(Written exercise)
Write out each line word for word. Drop pictures.

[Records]
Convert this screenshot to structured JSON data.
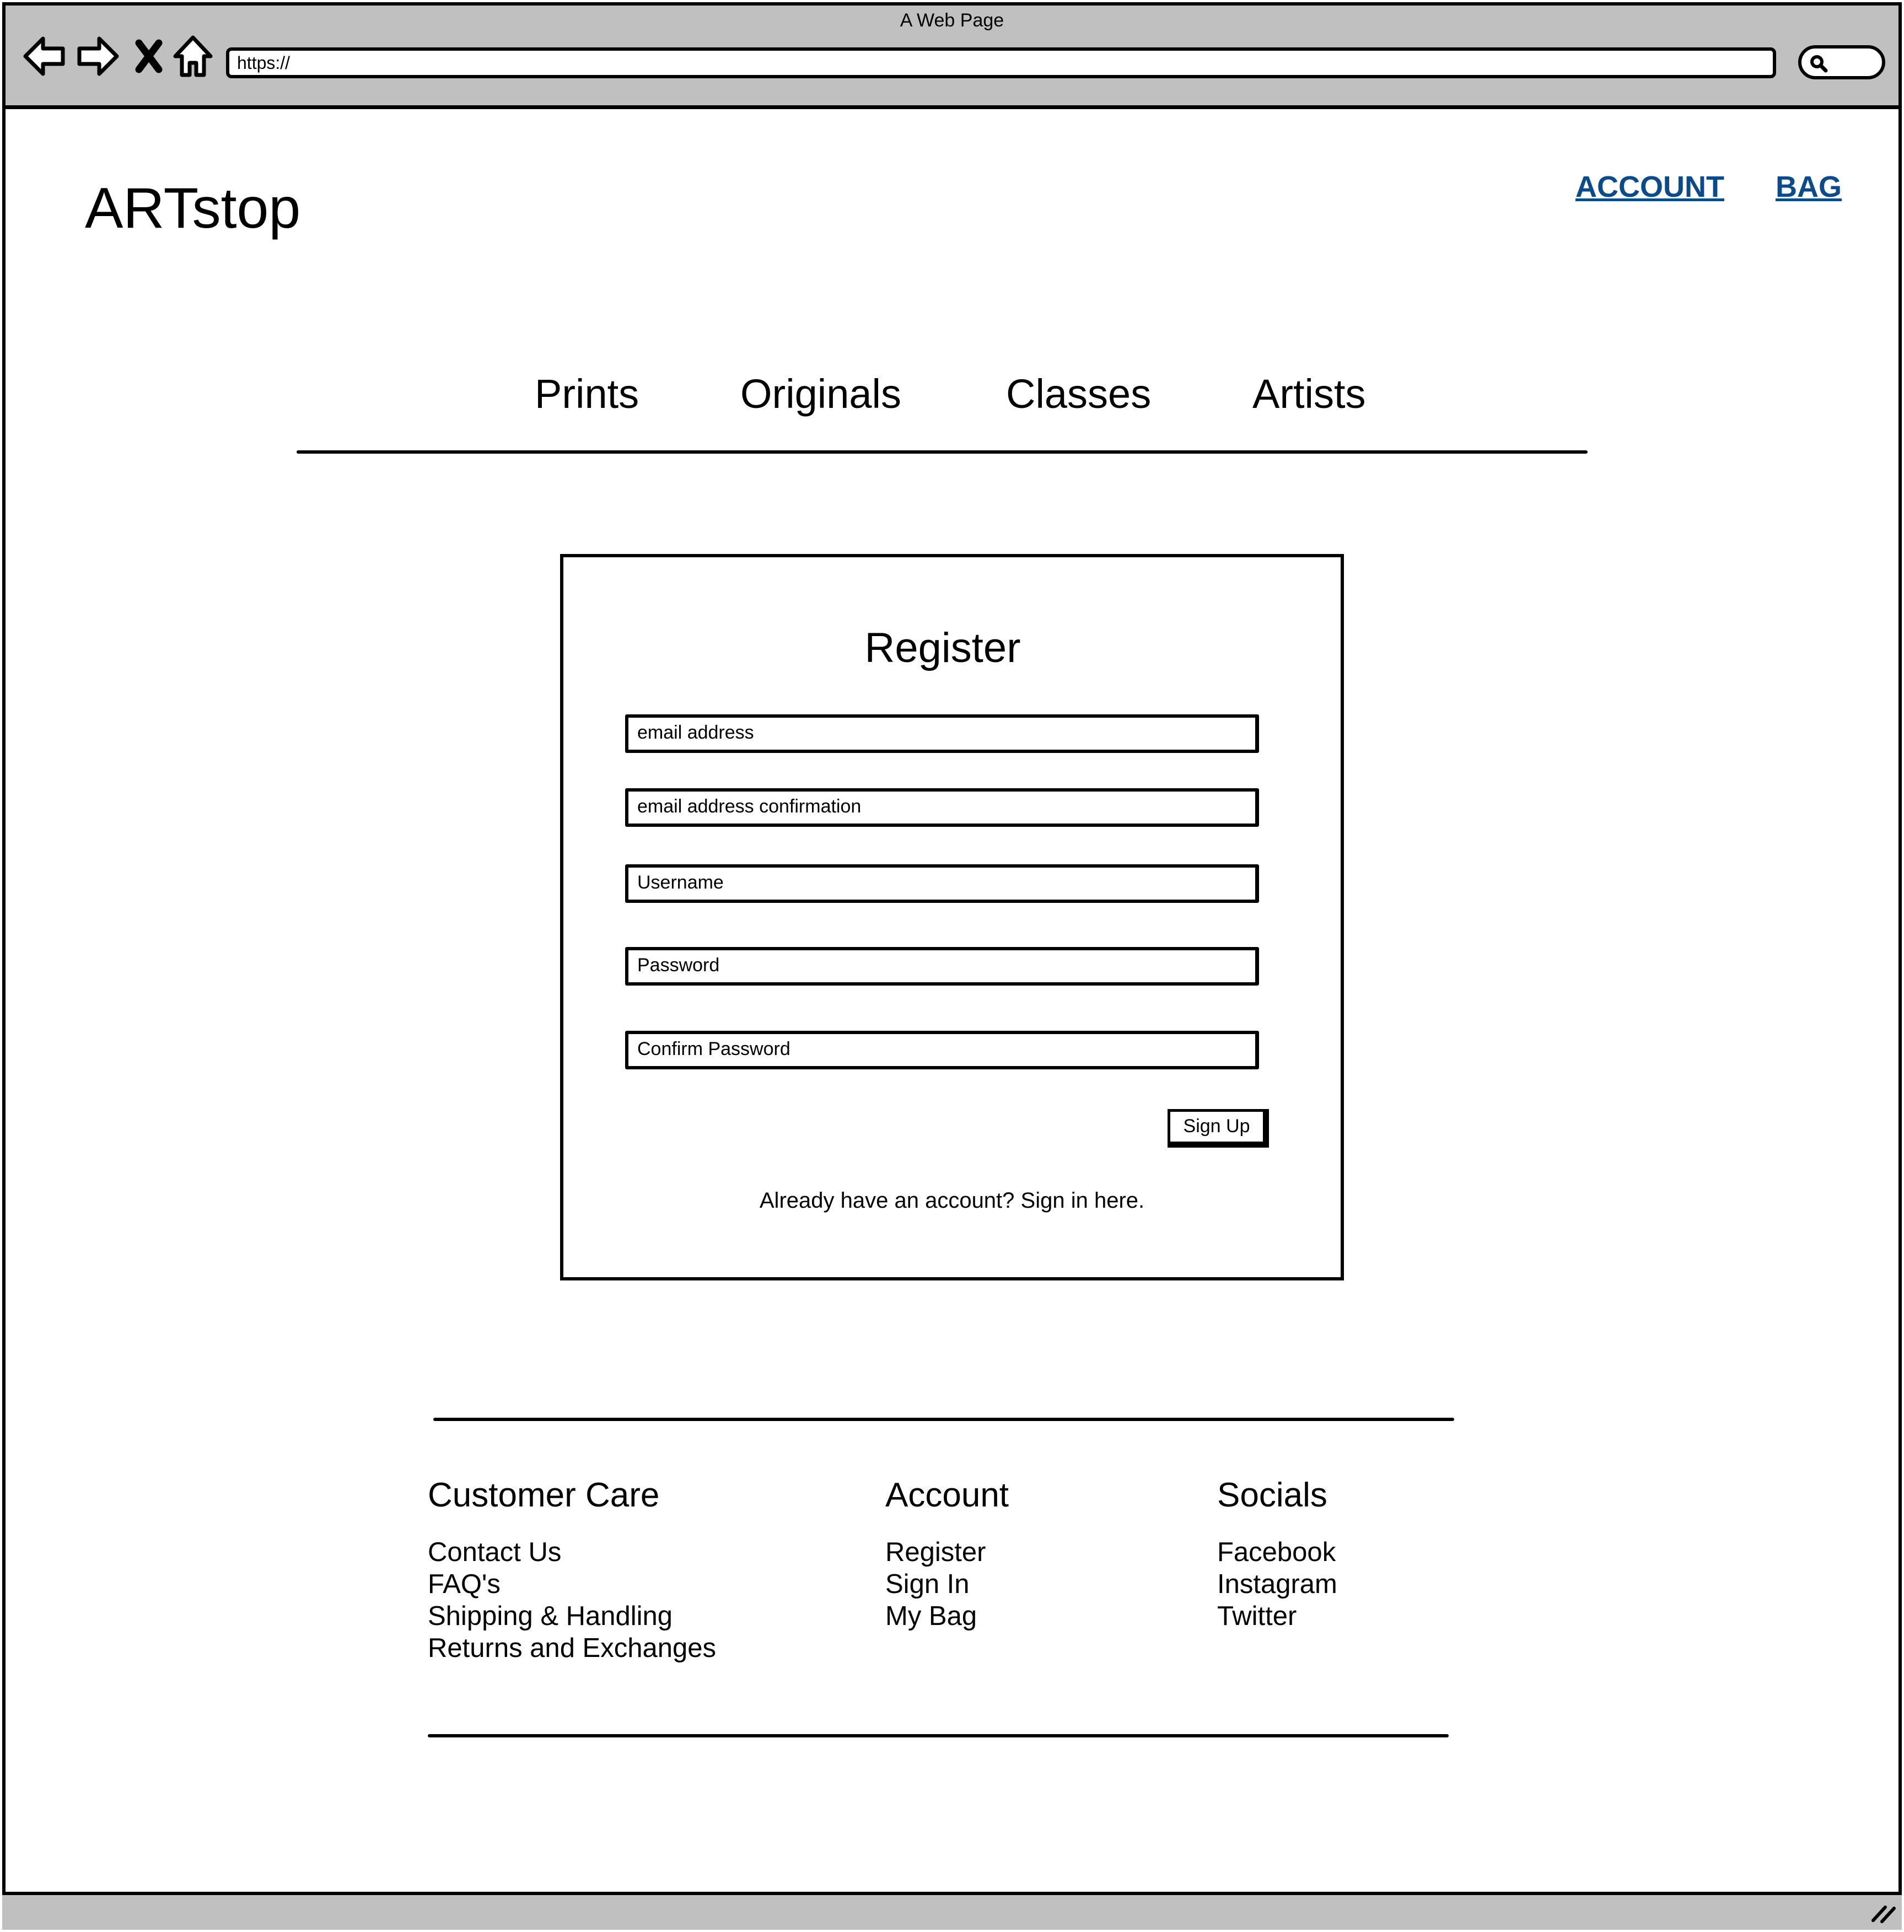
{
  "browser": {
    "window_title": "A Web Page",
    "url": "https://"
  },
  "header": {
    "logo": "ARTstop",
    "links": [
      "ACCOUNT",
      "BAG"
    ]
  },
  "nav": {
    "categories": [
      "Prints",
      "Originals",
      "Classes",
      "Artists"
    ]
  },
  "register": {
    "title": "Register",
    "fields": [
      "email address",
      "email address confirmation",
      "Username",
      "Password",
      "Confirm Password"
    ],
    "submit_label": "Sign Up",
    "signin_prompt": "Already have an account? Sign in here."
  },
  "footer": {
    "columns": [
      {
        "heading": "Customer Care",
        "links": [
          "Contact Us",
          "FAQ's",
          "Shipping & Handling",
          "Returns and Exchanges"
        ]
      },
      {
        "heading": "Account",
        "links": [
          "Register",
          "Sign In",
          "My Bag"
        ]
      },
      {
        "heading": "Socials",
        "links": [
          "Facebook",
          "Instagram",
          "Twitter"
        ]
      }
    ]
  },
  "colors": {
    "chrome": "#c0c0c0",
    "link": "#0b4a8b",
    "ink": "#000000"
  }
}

(Finished answer)
Convert this screenshot to structured JSON data.
{
  "browser": {
    "window_title": "A Web Page",
    "url": "https://"
  },
  "header": {
    "logo": "ARTstop",
    "links": [
      "ACCOUNT",
      "BAG"
    ]
  },
  "nav": {
    "categories": [
      "Prints",
      "Originals",
      "Classes",
      "Artists"
    ]
  },
  "register": {
    "title": "Register",
    "fields": [
      "email address",
      "email address confirmation",
      "Username",
      "Password",
      "Confirm Password"
    ],
    "submit_label": "Sign Up",
    "signin_prompt": "Already have an account? Sign in here."
  },
  "footer": {
    "columns": [
      {
        "heading": "Customer Care",
        "links": [
          "Contact Us",
          "FAQ's",
          "Shipping & Handling",
          "Returns and Exchanges"
        ]
      },
      {
        "heading": "Account",
        "links": [
          "Register",
          "Sign In",
          "My Bag"
        ]
      },
      {
        "heading": "Socials",
        "links": [
          "Facebook",
          "Instagram",
          "Twitter"
        ]
      }
    ]
  },
  "colors": {
    "chrome": "#c0c0c0",
    "link": "#0b4a8b",
    "ink": "#000000"
  }
}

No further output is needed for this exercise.